(Stored items)
__________________________________________________

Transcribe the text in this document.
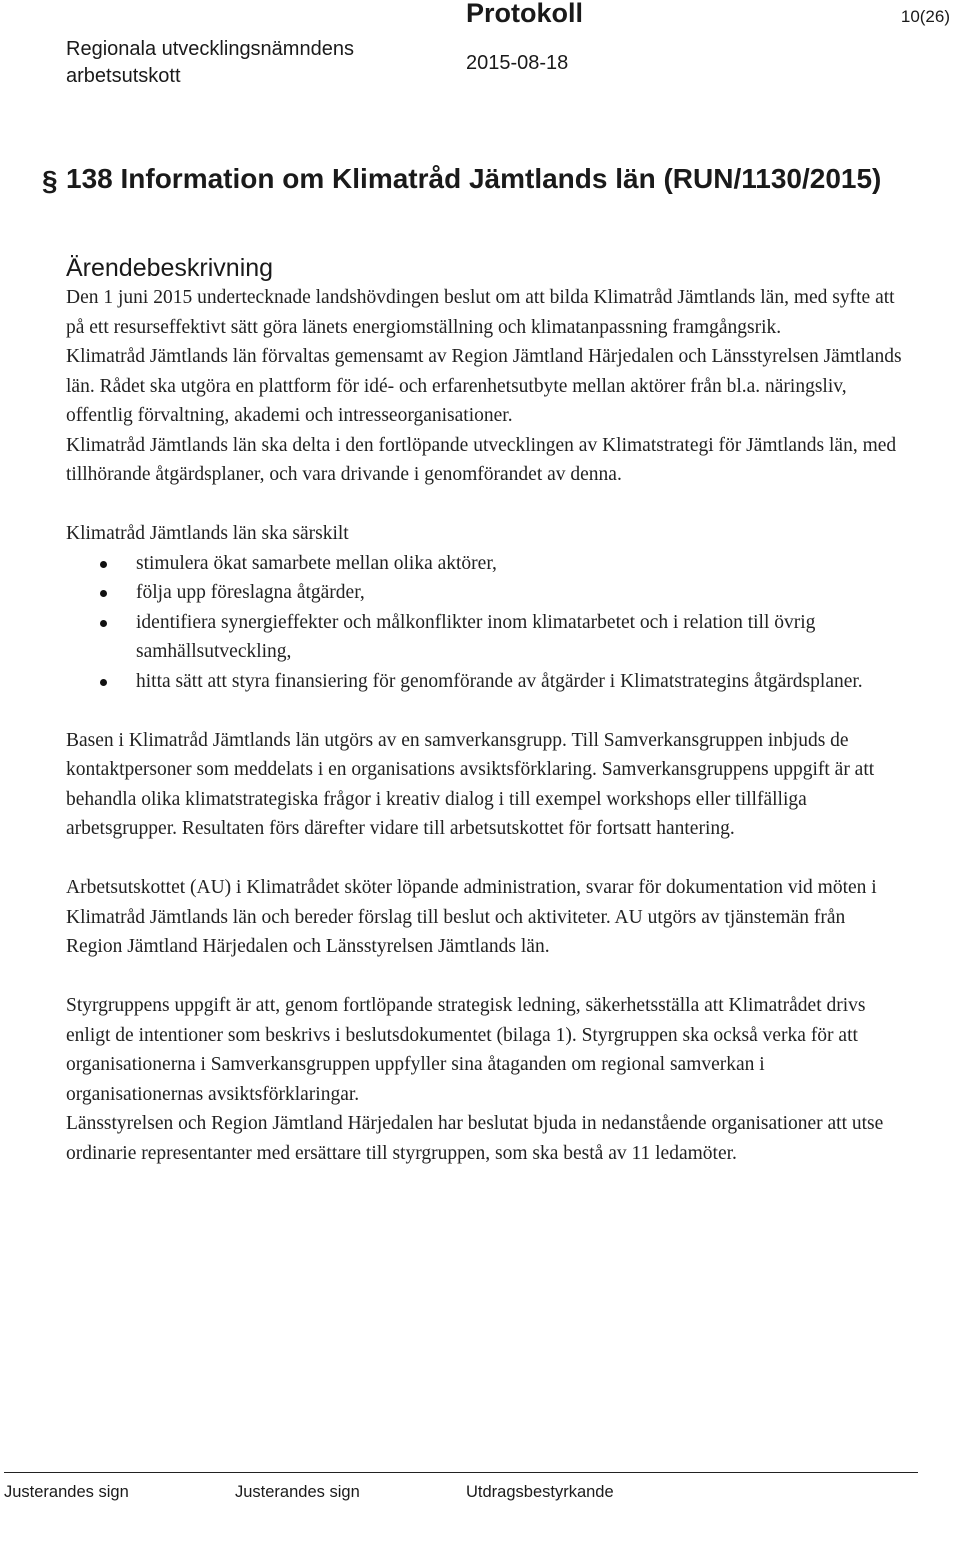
Regionala utvecklingsnämndens arbetsutskott
Protokoll
2015-08-18
10(26)
§ 138 Information om Klimatråd Jämtlands län (RUN/1130/2015)
Ärendebeskrivning

Den 1 juni 2015 undertecknade landshövdingen beslut om att bilda Klimatråd Jämtlands län, med syfte att på ett resurseffektivt sätt göra länets energiomställning och klimatanpassning framgångsrik.

Klimatråd Jämtlands län förvaltas gemensamt av Region Jämtland Härjedalen och Länsstyrelsen Jämtlands län. Rådet ska utgöra en plattform för idé- och erfarenhetsutbyte mellan aktörer från bl.a. näringsliv, offentlig förvaltning, akademi och intresseorganisationer.

Klimatråd Jämtlands län ska delta i den fortlöpande utvecklingen av Klimatstrategi för Jämtlands län, med tillhörande åtgärdsplaner, och vara drivande i genomförandet av denna.

Klimatråd Jämtlands län ska särskilt

stimulera ökat samarbete mellan olika aktörer,
följa upp föreslagna åtgärder,
identifiera synergieffekter och målkonflikter inom klimatarbetet och i relation till övrig samhällsutveckling,
hitta sätt att styra finansiering för genomförande av åtgärder i Klimatstrategins åtgärdsplaner.

Basen i Klimatråd Jämtlands län utgörs av en samverkansgrupp. Till Samverkansgruppen inbjuds de kontaktpersoner som meddelats i en organisations avsiktsförklaring. Samverkansgruppens uppgift är att behandla olika klimatstrategiska frågor i kreativ dialog i till exempel workshops eller tillfälliga arbetsgrupper. Resultaten förs därefter vidare till arbetsutskottet för fortsatt hantering.

Arbetsutskottet (AU) i Klimatrådet sköter löpande administration, svarar för dokumentation vid möten i Klimatråd Jämtlands län och bereder förslag till beslut och aktiviteter. AU utgörs av tjänstemän från Region Jämtland Härjedalen och Länsstyrelsen Jämtlands län.

Styrgruppens uppgift är att, genom fortlöpande strategisk ledning, säkerhetsställa att Klimatrådet drivs enligt de intentioner som beskrivs i beslutsdokumentet (bilaga 1). Styrgruppen ska också verka för att organisationerna i Samverkansgruppen uppfyller sina åtaganden om regional samverkan i organisationernas avsiktsförklaringar.

Länsstyrelsen och Region Jämtland Härjedalen har beslutat bjuda in nedanstående organisationer att utse ordinarie representanter med ersättare till styrgruppen, som ska bestå av 11 ledamöter.

Justerandes sign	Justerandes sign	Utdragsbestyrkande
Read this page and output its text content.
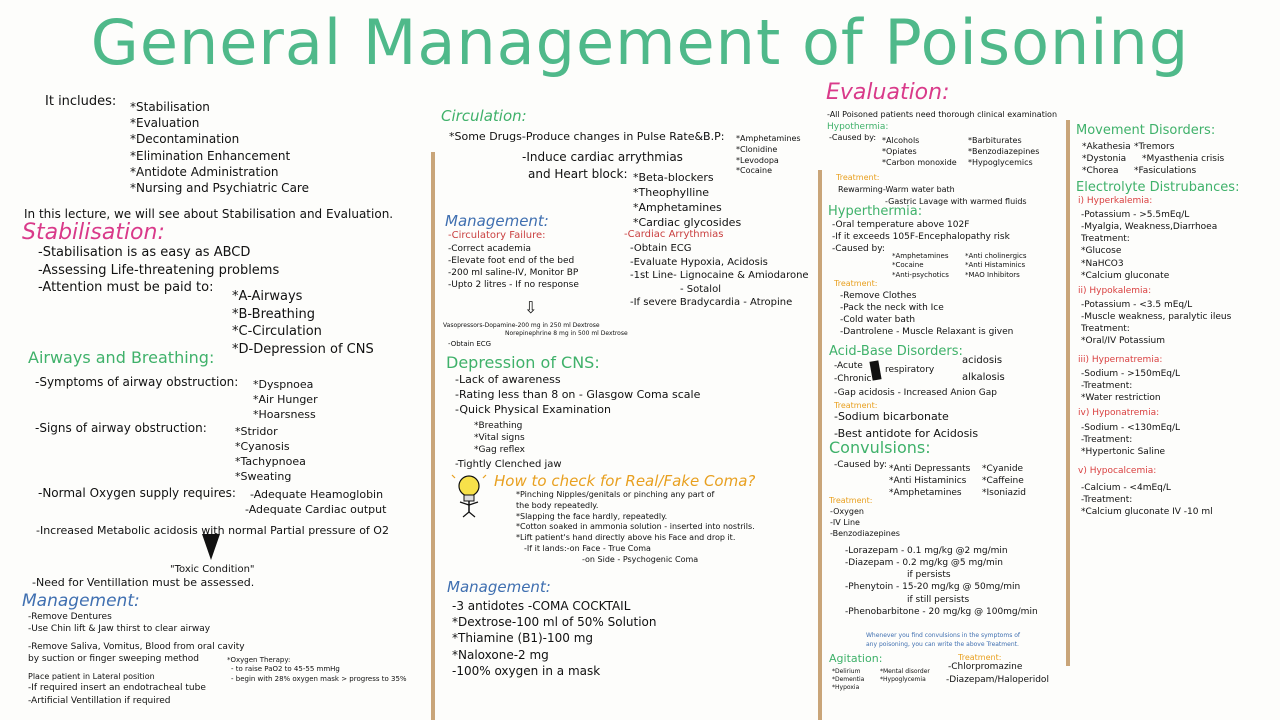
General Management of Poisoning
It includes: *Stabilisation
*Evaluation
*Decontamination
*Elimination Enhancement
*Antidote Administration
*Nursing and Psychiatric Care
In this lecture, we will see about Stabilisation and Evaluation.
Stabilisation:
-Stabilisation is as easy as ABCD
-Assessing Life-threatening problems
-Attention must be paid to:
*A-Airways
*B-Breathing
*C-Circulation
*D-Depression of CNS
Airways and Breathing:
-Symptoms of airway obstruction: *Dyspnoea
*Air Hunger
*Hoarsness
-Signs of airway obstruction:	*Stridor
*Cyanosis
*Tachypnoea
*Sweating
-Normal Oxygen supply requires: -Adequate Heamoglobin
-Adequate Cardiac output
-Increased Metabolic acidosis with normal Partial pressure of O2
"Toxic Condition"
-Need for Ventillation must be assessed.
Management:
-Remove Dentures
-Use Chin lift & Jaw thirst to clear airway
-Remove Saliva, Vomitus, Blood from oral cavity
by suction or finger sweeping method
Place patient in Lateral position
-If required insert an endotracheal tube
-Artificial Ventillation if required
*Oxygen Therapy:
- to raise PaO2 to 45-55 mmHg
- begin with 28% oxygen mask > progress to 35%
Circulation:
*Some Drugs-Produce changes in Pulse Rate&B.P: *Amphetamines
*Clonidine
*Levodopa
*Cocaine
-Induce cardiac arrythmias
and Heart block: *Beta-blockers
*Theophylline
*Amphetamines
*Cardiac glycosides
Management:
-Circulatory Failure:
-Correct academia
-Elevate foot end of the bed
-200 ml saline-IV, Monitor BP
-Upto 2 litres - If no response
-Cardiac Arrythmias
-Obtain ECG
-Evaluate Hypoxia, Acidosis
-1st Line- Lignocaine & Amiodarone
- Sotalol
-If severe Bradycardia - Atropine
⇩
Vasopressors-Dopamine-200 mg in 250 ml Dextrose
Norepinephrine 8 mg in 500 ml Dextrose
-Obtain ECG
Depression of CNS:
-Lack of awareness
-Rating less than 8 on - Glasgow Coma scale
-Quick Physical Examination
*Breathing
*Vital signs
*Gag reflex
-Tightly Clenched jaw
How to check for Real/Fake Coma?
*Pinching Nipples/genitals or pinching any part of
the body repeatedly.
*Slapping the face hardly, repeatedly.
*Cotton soaked in ammonia solution - inserted into nostrils.
*Lift patient's hand directly above his Face and drop it.
-If it lands:-on Face - True Coma
-on Side - Psychogenic Coma
Management:
-3 antidotes -COMA COCKTAIL
*Dextrose-100 ml of 50% Solution
*Thiamine (B1)-100 mg
*Naloxone-2 mg
-100% oxygen in a mask
Evaluation:
-All Poisoned patients need thorough clinical examination
Hypothermia:
-Caused by: *Alcohols
*Opiates
*Carbon monoxide
*Barbiturates
*Benzodiazepines
*Hypoglycemics
Treatment:
Rewarming-Warm water bath
-Gastric Lavage with warmed fluids
Hyperthermia:
-Oral temperature above 102F
-If it exceeds 105F-Encephalopathy risk
-Caused by:
*Amphetamines
*Cocaine
*Anti-psychotics
*Anti cholinergics
*Anti Histaminics
*MAO Inhibitors
Treatment:
-Remove Clothes
-Pack the neck with Ice
-Cold water bath
-Dantrolene - Muscle Relaxant is given
Acid-Base Disorders:
-Acute
-Chronic
respiratory
acidosis
alkalosis
-Gap acidosis - Increased Anion Gap
Treatment:
-Sodium bicarbonate
-Best antidote for Acidosis
Convulsions:
-Caused by: *Anti Depressants
*Anti Histaminics
*Amphetamines
*Cyanide
*Caffeine
*Isoniazid
Treatment:
-Oxygen
-IV Line
-Benzodiazepines
-Lorazepam - 0.1 mg/kg @2 mg/min
-Diazepam - 0.2 mg/kg @5 mg/min
if persists
-Phenytoin - 15-20 mg/kg @ 50mg/min
if still persists
-Phenobarbitone - 20 mg/kg @ 100mg/min
Whenever you find convulsions in the symptoms of
any poisoning, you can write the above Treatment.
Agitation:
*Delirium
*Dementia
*Hypoxia
*Mental disorder
*Hypoglycemia
Treatment:
-Chlorpromazine
-Diazepam/Haloperidol
Movement Disorders:
*Akathesia
*Dystonia
*Chorea
*Tremors
*Myasthenia crisis
*Fasiculations
Electrolyte Distrubances:
i) Hyperkalemia:
-Potassium - >5.5mEq/L
-Myalgia, Weakness,Diarrhoea
Treatment:
*Glucose
*NaHCO3
*Calcium gluconate
ii) Hypokalemia:
-Potassium - <3.5 mEq/L
-Muscle weakness, paralytic ileus
Treatment:
*Oral/IV Potassium
iii) Hypernatremia:
-Sodium - >150mEq/L
-Treatment:
*Water restriction
iv) Hyponatremia:
-Sodium - <130mEq/L
-Treatment:
*Hypertonic Saline
v) Hypocalcemia:
-Calcium - <4mEq/L
-Treatment:
*Calcium gluconate IV -10 ml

__________________________________________________

About this exercise:
Transcribe all of the data above verbatim but omit every picture.

Answer to this exercise:
Transcribe the text in this document.
Regionala utvecklingsnämndens arbetsutskott
Protokoll
2015-08-18
10(26)
§ 138 Information om Klimatråd Jämtlands län (RUN/1130/2015)
Ärendebeskrivning

Den 1 juni 2015 undertecknade landshövdingen beslut om att bilda Klimatråd Jämtlands län, med syfte att på ett resurseffektivt sätt göra länets energiomställning och klimatanpassning framgångsrik.

Klimatråd Jämtlands län förvaltas gemensamt av Region Jämtland Härjedalen och Länsstyrelsen Jämtlands län. Rådet ska utgöra en plattform för idé- och erfarenhetsutbyte mellan aktörer från bl.a. näringsliv, offentlig förvaltning, akademi och intresseorganisationer.

Klimatråd Jämtlands län ska delta i den fortlöpande utvecklingen av Klimatstrategi för Jämtlands län, med tillhörande åtgärdsplaner, och vara drivande i genomförandet av denna.

Klimatråd Jämtlands län ska särskilt

stimulera ökat samarbete mellan olika aktörer,
följa upp föreslagna åtgärder,
identifiera synergieffekter och målkonflikter inom klimatarbetet och i relation till övrig samhällsutveckling,
hitta sätt att styra finansiering för genomförande av åtgärder i Klimatstrategins åtgärdsplaner.

Basen i Klimatråd Jämtlands län utgörs av en samverkansgrupp. Till Samverkansgruppen inbjuds de kontaktpersoner som meddelats i en organisations avsiktsförklaring. Samverkansgruppens uppgift är att behandla olika klimatstrategiska frågor i kreativ dialog i till exempel workshops eller tillfälliga arbetsgrupper. Resultaten förs därefter vidare till arbetsutskottet för fortsatt hantering.

Arbetsutskottet (AU) i Klimatrådet sköter löpande administration, svarar för dokumentation vid möten i Klimatråd Jämtlands län och bereder förslag till beslut och aktiviteter. AU utgörs av tjänstemän från Region Jämtland Härjedalen och Länsstyrelsen Jämtlands län.

Styrgruppens uppgift är att, genom fortlöpande strategisk ledning, säkerhetsställa att Klimatrådet drivs enligt de intentioner som beskrivs i beslutsdokumentet (bilaga 1). Styrgruppen ska också verka för att organisationerna i Samverkansgruppen uppfyller sina åtaganden om regional samverkan i organisationernas avsiktsförklaringar.

Länsstyrelsen och Region Jämtland Härjedalen har beslutat bjuda in nedanstående organisationer att utse ordinarie representanter med ersättare till styrgruppen, som ska bestå av 11 ledamöter.

Justerandes sign	Justerandes sign	Utdragsbestyrkande
Read this page and output its text content.
General Management of Poisoning
It includes: *Stabilisation
*Evaluation
*Decontamination
*Elimination Enhancement
*Antidote Administration
*Nursing and Psychiatric Care
In this lecture, we will see about Stabilisation and Evaluation.
Stabilisation:
-Stabilisation is as easy as ABCD
-Assessing Life-threatening problems
-Attention must be paid to:
*A-Airways
*B-Breathing
*C-Circulation
*D-Depression of CNS
Airways and Breathing:
-Symptoms of airway obstruction: *Dyspnoea
*Air Hunger
*Hoarsness
-Signs of airway obstruction:	*Stridor
*Cyanosis
*Tachypnoea
*Sweating
-Normal Oxygen supply requires: -Adequate Heamoglobin
-Adequate Cardiac output
-Increased Metabolic acidosis with normal Partial pressure of O2
"Toxic Condition"
-Need for Ventillation must be assessed.
Management:
-Remove Dentures
-Use Chin lift & Jaw thirst to clear airway
-Remove Saliva, Vomitus, Blood from oral cavity
by suction or finger sweeping method
Place patient in Lateral position
-If required insert an endotracheal tube
-Artificial Ventillation if required
*Oxygen Therapy:
- to raise PaO2 to 45-55 mmHg
- begin with 28% oxygen mask > progress to 35%
Circulation:
*Some Drugs-Produce changes in Pulse Rate&B.P: *Amphetamines
*Clonidine
*Levodopa
*Cocaine
-Induce cardiac arrythmias
and Heart block: *Beta-blockers
*Theophylline
*Amphetamines
*Cardiac glycosides
Management:
-Circulatory Failure:
-Correct academia
-Elevate foot end of the bed
-200 ml saline-IV, Monitor BP
-Upto 2 litres - If no response
-Cardiac Arrythmias
-Obtain ECG
-Evaluate Hypoxia, Acidosis
-1st Line- Lignocaine & Amiodarone
- Sotalol
-If severe Bradycardia - Atropine
⇩
Vasopressors-Dopamine-200 mg in 250 ml Dextrose
Norepinephrine 8 mg in 500 ml Dextrose
-Obtain ECG
Depression of CNS:
-Lack of awareness
-Rating less than 8 on - Glasgow Coma scale
-Quick Physical Examination
*Breathing
*Vital signs
*Gag reflex
-Tightly Clenched jaw
How to check for Real/Fake Coma?
*Pinching Nipples/genitals or pinching any part of
the body repeatedly.
*Slapping the face hardly, repeatedly.
*Cotton soaked in ammonia solution - inserted into nostrils.
*Lift patient's hand directly above his Face and drop it.
-If it lands:-on Face - True Coma
-on Side - Psychogenic Coma
Management:
-3 antidotes -COMA COCKTAIL
*Dextrose-100 ml of 50% Solution
*Thiamine (B1)-100 mg
*Naloxone-2 mg
-100% oxygen in a mask
Evaluation:
-All Poisoned patients need thorough clinical examination
Hypothermia:
-Caused by: *Alcohols
*Opiates
*Carbon monoxide
*Barbiturates
*Benzodiazepines
*Hypoglycemics
Treatment:
Rewarming-Warm water bath
-Gastric Lavage with warmed fluids
Hyperthermia:
-Oral temperature above 102F
-If it exceeds 105F-Encephalopathy risk
-Caused by:
*Amphetamines
*Cocaine
*Anti-psychotics
*Anti cholinergics
*Anti Histaminics
*MAO Inhibitors
Treatment:
-Remove Clothes
-Pack the neck with Ice
-Cold water bath
-Dantrolene - Muscle Relaxant is given
Acid-Base Disorders:
-Acute
-Chronic
respiratory
acidosis
alkalosis
-Gap acidosis - Increased Anion Gap
Treatment:
-Sodium bicarbonate
-Best antidote for Acidosis
Convulsions:
-Caused by: *Anti Depressants
*Anti Histaminics
*Amphetamines
*Cyanide
*Caffeine
*Isoniazid
Treatment:
-Oxygen
-IV Line
-Benzodiazepines
-Lorazepam - 0.1 mg/kg @2 mg/min
-Diazepam - 0.2 mg/kg @5 mg/min
if persists
-Phenytoin - 15-20 mg/kg @ 50mg/min
if still persists
-Phenobarbitone - 20 mg/kg @ 100mg/min
Whenever you find convulsions in the symptoms of
any poisoning, you can write the above Treatment.
Agitation:
*Delirium
*Dementia
*Hypoxia
*Mental disorder
*Hypoglycemia
Treatment:
-Chlorpromazine
-Diazepam/Haloperidol
Movement Disorders:
*Akathesia
*Dystonia
*Chorea
*Tremors
*Myasthenia crisis
*Fasiculations
Electrolyte Distrubances:
i) Hyperkalemia:
-Potassium - >5.5mEq/L
-Myalgia, Weakness,Diarrhoea
Treatment:
*Glucose
*NaHCO3
*Calcium gluconate
ii) Hypokalemia:
-Potassium - <3.5 mEq/L
-Muscle weakness, paralytic ileus
Treatment:
*Oral/IV Potassium
iii) Hypernatremia:
-Sodium - >150mEq/L
-Treatment:
*Water restriction
iv) Hyponatremia:
-Sodium - <130mEq/L
-Treatment:
*Hypertonic Saline
v) Hypocalcemia:
-Calcium - <4mEq/L
-Treatment:
*Calcium gluconate IV -10 ml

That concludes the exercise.